--- Begin Stored records ---

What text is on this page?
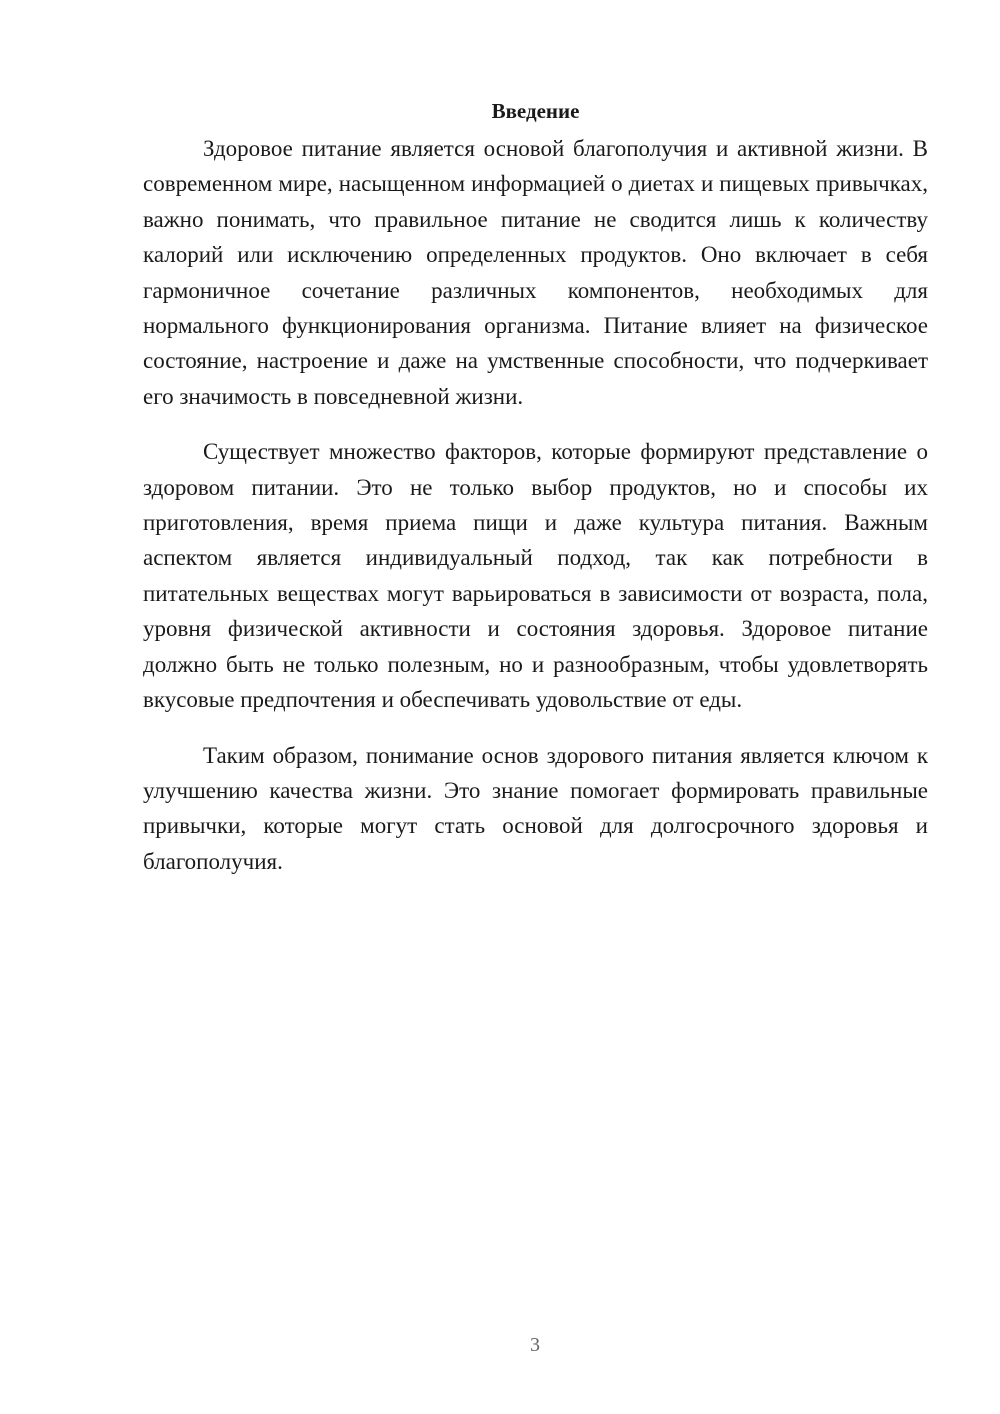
Введение

Здоровое питание является основой благополучия и активной жизни. В современном мире, насыщенном информацией о диетах и пищевых привычках, важно понимать, что правильное питание не сводится лишь к количеству калорий или исключению определенных продуктов. Оно включает в себя гармоничное сочетание различных компонентов, необходимых для нормального функционирования организма. Питание влияет на физическое состояние, настроение и даже на умственные способности, что подчеркивает его значимость в повседневной жизни.

Существует множество факторов, которые формируют представление о здоровом питании. Это не только выбор продуктов, но и способы их приготовления, время приема пищи и даже культура питания. Важным аспектом является индивидуальный подход, так как потребности в питательных веществах могут варьироваться в зависимости от возраста, пола, уровня физической активности и состояния здоровья. Здоровое питание должно быть не только полезным, но и разнообразным, чтобы удовлетворять вкусовые предпочтения и обеспечивать удовольствие от еды.

Таким образом, понимание основ здорового питания является ключом к улучшению качества жизни. Это знание помогает формировать правильные привычки, которые могут стать основой для долгосрочного здоровья и благополучия.

3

--- End Stored records ---

* _Required work_
Every line is to be duplicated exactly, though pictures stay out.

* _Task result_
What text is on this page?
Введение

Здоровое питание является основой благополучия и активной жизни. В современном мире, насыщенном информацией о диетах и пищевых привычках, важно понимать, что правильное питание не сводится лишь к количеству калорий или исключению определенных продуктов. Оно включает в себя гармоничное сочетание различных компонентов, необходимых для нормального функционирования организма. Питание влияет на физическое состояние, настроение и даже на умственные способности, что подчеркивает его значимость в повседневной жизни.

Существует множество факторов, которые формируют представление о здоровом питании. Это не только выбор продуктов, но и способы их приготовления, время приема пищи и даже культура питания. Важным аспектом является индивидуальный подход, так как потребности в питательных веществах могут варьироваться в зависимости от возраста, пола, уровня физической активности и состояния здоровья. Здоровое питание должно быть не только полезным, но и разнообразным, чтобы удовлетворять вкусовые предпочтения и обеспечивать удовольствие от еды.

Таким образом, понимание основ здорового питания является ключом к улучшению качества жизни. Это знание помогает формировать правильные привычки, которые могут стать основой для долгосрочного здоровья и благополучия.

3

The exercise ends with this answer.